Records for the exercise:
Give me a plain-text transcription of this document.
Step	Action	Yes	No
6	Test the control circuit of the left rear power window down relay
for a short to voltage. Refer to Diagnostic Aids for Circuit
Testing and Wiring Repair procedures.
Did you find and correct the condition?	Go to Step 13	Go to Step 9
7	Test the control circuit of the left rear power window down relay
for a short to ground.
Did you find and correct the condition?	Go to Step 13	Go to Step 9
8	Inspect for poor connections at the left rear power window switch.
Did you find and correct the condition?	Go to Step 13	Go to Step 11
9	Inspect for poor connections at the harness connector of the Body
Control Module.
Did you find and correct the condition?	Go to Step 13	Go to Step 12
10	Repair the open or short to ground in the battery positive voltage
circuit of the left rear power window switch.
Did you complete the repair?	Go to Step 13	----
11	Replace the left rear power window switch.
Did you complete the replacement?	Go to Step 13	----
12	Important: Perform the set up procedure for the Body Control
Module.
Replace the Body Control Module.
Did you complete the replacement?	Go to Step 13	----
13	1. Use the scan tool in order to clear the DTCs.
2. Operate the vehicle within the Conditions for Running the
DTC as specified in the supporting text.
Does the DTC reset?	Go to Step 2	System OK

Work to do:
Output each record precisely as given.

Complete response:
Give me a plain-text transcription of this document.
Step	Action	Yes	No
6	Test the control circuit of the left rear power window down relay
for a short to voltage. Refer to Diagnostic Aids for Circuit
Testing and Wiring Repair procedures.
Did you find and correct the condition?	Go to Step 13	Go to Step 9
7	Test the control circuit of the left rear power window down relay
for a short to ground.
Did you find and correct the condition?	Go to Step 13	Go to Step 9
8	Inspect for poor connections at the left rear power window switch.
Did you find and correct the condition?	Go to Step 13	Go to Step 11
9	Inspect for poor connections at the harness connector of the Body
Control Module.
Did you find and correct the condition?	Go to Step 13	Go to Step 12
10	Repair the open or short to ground in the battery positive voltage
circuit of the left rear power window switch.
Did you complete the repair?	Go to Step 13	----
11	Replace the left rear power window switch.
Did you complete the replacement?	Go to Step 13	----
12	Important: Perform the set up procedure for the Body Control
Module.
Replace the Body Control Module.
Did you complete the replacement?	Go to Step 13	----
13	1. Use the scan tool in order to clear the DTCs.
2. Operate the vehicle within the Conditions for Running the
DTC as specified in the supporting text.
Does the DTC reset?	Go to Step 2	System OK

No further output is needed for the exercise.